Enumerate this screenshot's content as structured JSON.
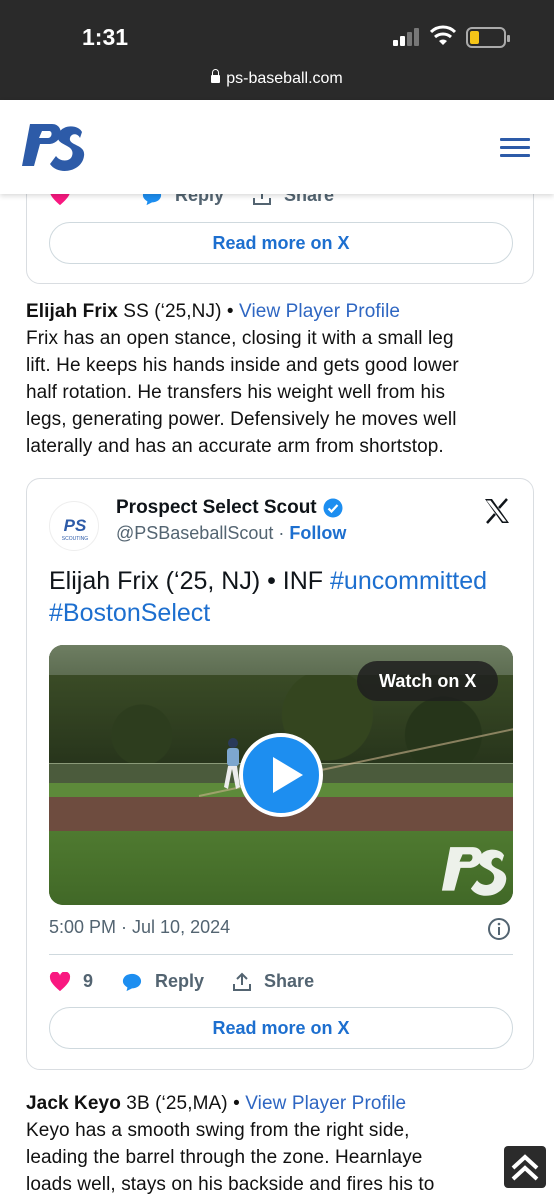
{
  "status_bar": {
    "time": "1:31",
    "url": "ps-baseball.com"
  },
  "site": {
    "logo_text": "PS",
    "brand_color": "#2d5ba8"
  },
  "top_card": {
    "reply_label": "Reply",
    "share_label": "Share",
    "read_more": "Read more on X"
  },
  "players": [
    {
      "name": "Elijah Frix",
      "meta": " SS (‘25,NJ) • ",
      "link": "View Player Profile",
      "lines": [
        "Frix has an open stance, closing it with a small leg",
        "lift. He keeps his hands inside and gets good lower",
        "half rotation. He transfers his weight well from his",
        "legs, generating power. Defensively he moves well",
        "laterally and has an accurate arm from shortstop."
      ]
    },
    {
      "name": "Jack Keyo",
      "meta": " 3B (‘25,MA) • ",
      "link": "View Player Profile",
      "lines": [
        "Keyo has a smooth swing from the right side,",
        "leading the barrel through the zone. Hearnlaye",
        "loads well, stays on his backside and fires his to"
      ]
    }
  ],
  "tweet": {
    "account_name": "Prospect Select Scout",
    "handle": "@PSBaseballScout",
    "separator": " · ",
    "follow": "Follow",
    "text_plain": "Elijah Frix (‘25, NJ) • INF ",
    "tag1": "#uncommitted",
    "tag2": "#BostonSelect",
    "watch_label": "Watch on X",
    "date": "5:00 PM · Jul 10, 2024",
    "likes": "9",
    "reply_label": "Reply",
    "share_label": "Share",
    "read_more": "Read more on X",
    "avatar_text": "PS",
    "avatar_sub": "SCOUTING"
  },
  "colors": {
    "link_blue": "#2e66c2",
    "x_blue": "#1d6fcf",
    "heart_pink": "#f91880"
  }
}
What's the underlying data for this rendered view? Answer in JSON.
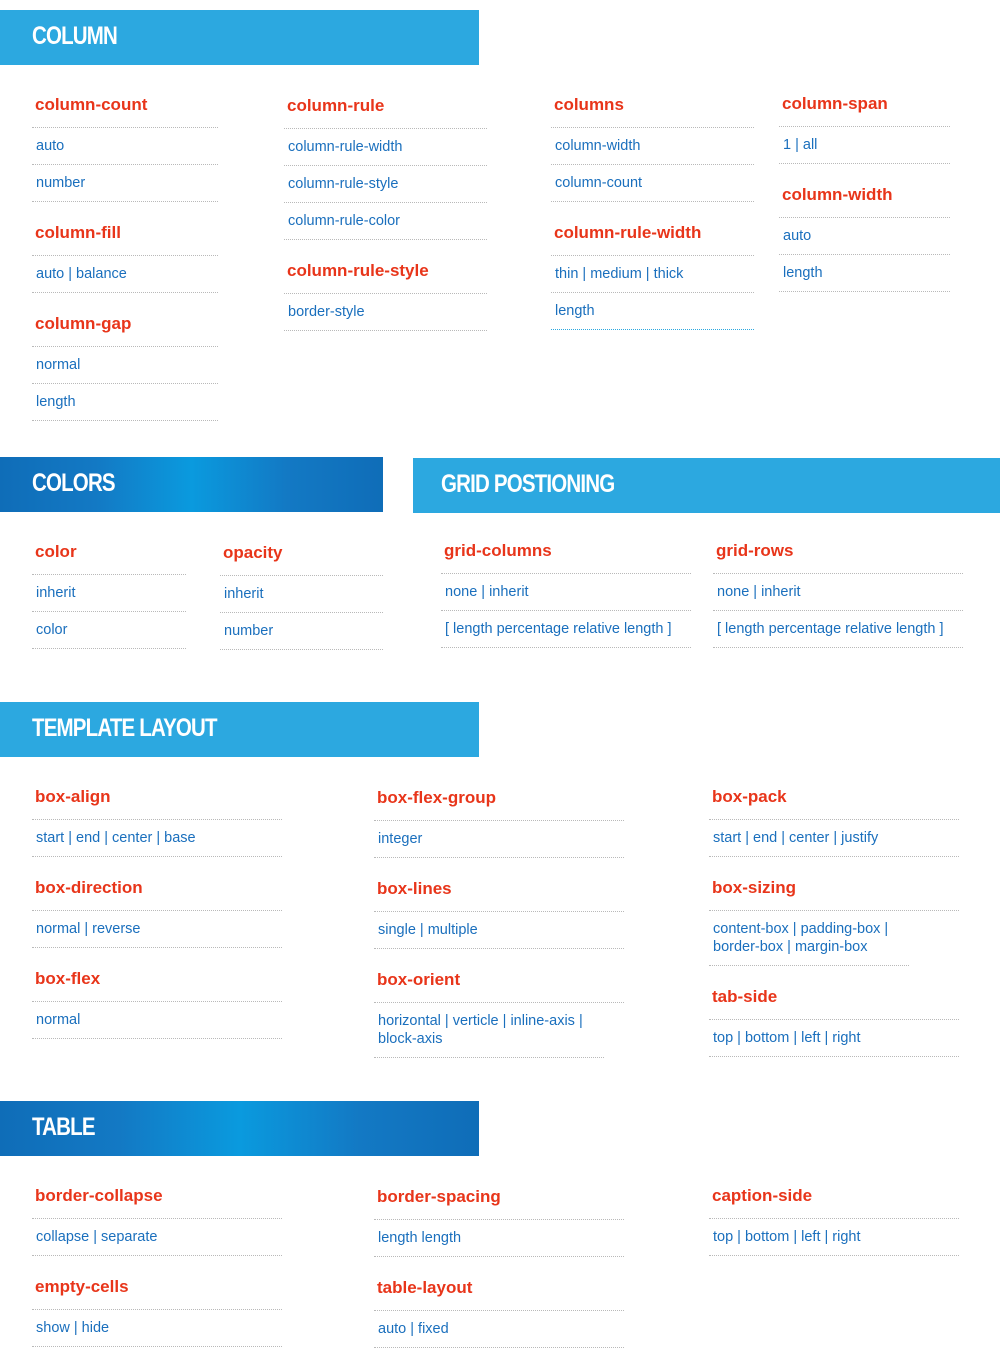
{
  "colors": {
    "header_light": "#2ca8e0",
    "header_dark": "#0f6db8",
    "property_name": "#e8351a",
    "property_value": "#1a6fbd"
  },
  "sections": {
    "column": {
      "title": "COLUMN",
      "groups": [
        [
          {
            "name": "column-count",
            "values": [
              "auto",
              "number"
            ]
          },
          {
            "name": "column-fill",
            "values": [
              "auto | balance"
            ]
          },
          {
            "name": "column-gap",
            "values": [
              "normal",
              "length"
            ]
          }
        ],
        [
          {
            "name": "column-rule",
            "values": [
              "column-rule-width",
              "column-rule-style",
              "column-rule-color"
            ]
          },
          {
            "name": "column-rule-style",
            "values": [
              "border-style"
            ]
          }
        ],
        [
          {
            "name": "columns",
            "values": [
              "column-width",
              "column-count"
            ]
          },
          {
            "name": "column-rule-width",
            "values": [
              "thin | medium | thick",
              "length"
            ]
          }
        ],
        [
          {
            "name": "column-span",
            "values": [
              "1 | all"
            ]
          },
          {
            "name": "column-width",
            "values": [
              "auto",
              "length"
            ]
          }
        ]
      ]
    },
    "colors": {
      "title": "COLORS",
      "groups": [
        [
          {
            "name": "color",
            "values": [
              "inherit",
              "color"
            ]
          }
        ],
        [
          {
            "name": "opacity",
            "values": [
              "inherit",
              "number"
            ]
          }
        ]
      ]
    },
    "grid": {
      "title": "GRID POSTIONING",
      "groups": [
        [
          {
            "name": "grid-columns",
            "values": [
              "none | inherit",
              "[ length percentage relative length ]"
            ]
          }
        ],
        [
          {
            "name": "grid-rows",
            "values": [
              "none | inherit",
              "[ length percentage relative length ]"
            ]
          }
        ]
      ]
    },
    "template": {
      "title": "TEMPLATE LAYOUT",
      "groups": [
        [
          {
            "name": "box-align",
            "values": [
              "start | end | center | base"
            ]
          },
          {
            "name": "box-direction",
            "values": [
              "normal | reverse"
            ]
          },
          {
            "name": "box-flex",
            "values": [
              "normal"
            ]
          }
        ],
        [
          {
            "name": "box-flex-group",
            "values": [
              "integer"
            ]
          },
          {
            "name": "box-lines",
            "values": [
              "single | multiple"
            ]
          },
          {
            "name": "box-orient",
            "values": [
              "horizontal | verticle | inline-axis | block-axis"
            ]
          }
        ],
        [
          {
            "name": "box-pack",
            "values": [
              "start | end | center | justify"
            ]
          },
          {
            "name": "box-sizing",
            "values": [
              "content-box | padding-box | border-box | margin-box"
            ]
          },
          {
            "name": "tab-side",
            "values": [
              "top | bottom | left | right"
            ]
          }
        ]
      ]
    },
    "table": {
      "title": "TABLE",
      "groups": [
        [
          {
            "name": "border-collapse",
            "values": [
              "collapse | separate"
            ]
          },
          {
            "name": "empty-cells",
            "values": [
              "show | hide"
            ]
          }
        ],
        [
          {
            "name": "border-spacing",
            "values": [
              "length length"
            ]
          },
          {
            "name": "table-layout",
            "values": [
              "auto | fixed"
            ]
          }
        ],
        [
          {
            "name": "caption-side",
            "values": [
              "top | bottom | left | right"
            ]
          }
        ]
      ]
    }
  }
}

----------

● Work required
Leave out the pictures and print every line of the data exactly.

● Written solution
Enumerate this screenshot's content as structured JSON.
{
  "status_bar": {
    "time": "1:31",
    "url": "ps-baseball.com"
  },
  "site": {
    "logo_text": "PS",
    "brand_color": "#2d5ba8"
  },
  "top_card": {
    "reply_label": "Reply",
    "share_label": "Share",
    "read_more": "Read more on X"
  },
  "players": [
    {
      "name": "Elijah Frix",
      "meta": " SS (‘25,NJ) • ",
      "link": "View Player Profile",
      "lines": [
        "Frix has an open stance, closing it with a small leg",
        "lift. He keeps his hands inside and gets good lower",
        "half rotation. He transfers his weight well from his",
        "legs, generating power. Defensively he moves well",
        "laterally and has an accurate arm from shortstop."
      ]
    },
    {
      "name": "Jack Keyo",
      "meta": " 3B (‘25,MA) • ",
      "link": "View Player Profile",
      "lines": [
        "Keyo has a smooth swing from the right side,",
        "leading the barrel through the zone. Hearnlaye",
        "loads well, stays on his backside and fires his to"
      ]
    }
  ],
  "tweet": {
    "account_name": "Prospect Select Scout",
    "handle": "@PSBaseballScout",
    "separator": " · ",
    "follow": "Follow",
    "text_plain": "Elijah Frix (‘25, NJ) • INF ",
    "tag1": "#uncommitted",
    "tag2": "#BostonSelect",
    "watch_label": "Watch on X",
    "date": "5:00 PM · Jul 10, 2024",
    "likes": "9",
    "reply_label": "Reply",
    "share_label": "Share",
    "read_more": "Read more on X",
    "avatar_text": "PS",
    "avatar_sub": "SCOUTING"
  },
  "colors": {
    "link_blue": "#2e66c2",
    "x_blue": "#1d6fcf",
    "heart_pink": "#f91880"
  }
}
What's the underlying data for this rendered view? Answer in JSON.
{
  "colors": {
    "header_light": "#2ca8e0",
    "header_dark": "#0f6db8",
    "property_name": "#e8351a",
    "property_value": "#1a6fbd"
  },
  "sections": {
    "column": {
      "title": "COLUMN",
      "groups": [
        [
          {
            "name": "column-count",
            "values": [
              "auto",
              "number"
            ]
          },
          {
            "name": "column-fill",
            "values": [
              "auto | balance"
            ]
          },
          {
            "name": "column-gap",
            "values": [
              "normal",
              "length"
            ]
          }
        ],
        [
          {
            "name": "column-rule",
            "values": [
              "column-rule-width",
              "column-rule-style",
              "column-rule-color"
            ]
          },
          {
            "name": "column-rule-style",
            "values": [
              "border-style"
            ]
          }
        ],
        [
          {
            "name": "columns",
            "values": [
              "column-width",
              "column-count"
            ]
          },
          {
            "name": "column-rule-width",
            "values": [
              "thin | medium | thick",
              "length"
            ]
          }
        ],
        [
          {
            "name": "column-span",
            "values": [
              "1 | all"
            ]
          },
          {
            "name": "column-width",
            "values": [
              "auto",
              "length"
            ]
          }
        ]
      ]
    },
    "colors": {
      "title": "COLORS",
      "groups": [
        [
          {
            "name": "color",
            "values": [
              "inherit",
              "color"
            ]
          }
        ],
        [
          {
            "name": "opacity",
            "values": [
              "inherit",
              "number"
            ]
          }
        ]
      ]
    },
    "grid": {
      "title": "GRID POSTIONING",
      "groups": [
        [
          {
            "name": "grid-columns",
            "values": [
              "none | inherit",
              "[ length percentage relative length ]"
            ]
          }
        ],
        [
          {
            "name": "grid-rows",
            "values": [
              "none | inherit",
              "[ length percentage relative length ]"
            ]
          }
        ]
      ]
    },
    "template": {
      "title": "TEMPLATE LAYOUT",
      "groups": [
        [
          {
            "name": "box-align",
            "values": [
              "start | end | center | base"
            ]
          },
          {
            "name": "box-direction",
            "values": [
              "normal | reverse"
            ]
          },
          {
            "name": "box-flex",
            "values": [
              "normal"
            ]
          }
        ],
        [
          {
            "name": "box-flex-group",
            "values": [
              "integer"
            ]
          },
          {
            "name": "box-lines",
            "values": [
              "single | multiple"
            ]
          },
          {
            "name": "box-orient",
            "values": [
              "horizontal | verticle | inline-axis | block-axis"
            ]
          }
        ],
        [
          {
            "name": "box-pack",
            "values": [
              "start | end | center | justify"
            ]
          },
          {
            "name": "box-sizing",
            "values": [
              "content-box | padding-box | border-box | margin-box"
            ]
          },
          {
            "name": "tab-side",
            "values": [
              "top | bottom | left | right"
            ]
          }
        ]
      ]
    },
    "table": {
      "title": "TABLE",
      "groups": [
        [
          {
            "name": "border-collapse",
            "values": [
              "collapse | separate"
            ]
          },
          {
            "name": "empty-cells",
            "values": [
              "show | hide"
            ]
          }
        ],
        [
          {
            "name": "border-spacing",
            "values": [
              "length length"
            ]
          },
          {
            "name": "table-layout",
            "values": [
              "auto | fixed"
            ]
          }
        ],
        [
          {
            "name": "caption-side",
            "values": [
              "top | bottom | left | right"
            ]
          }
        ]
      ]
    }
  }
}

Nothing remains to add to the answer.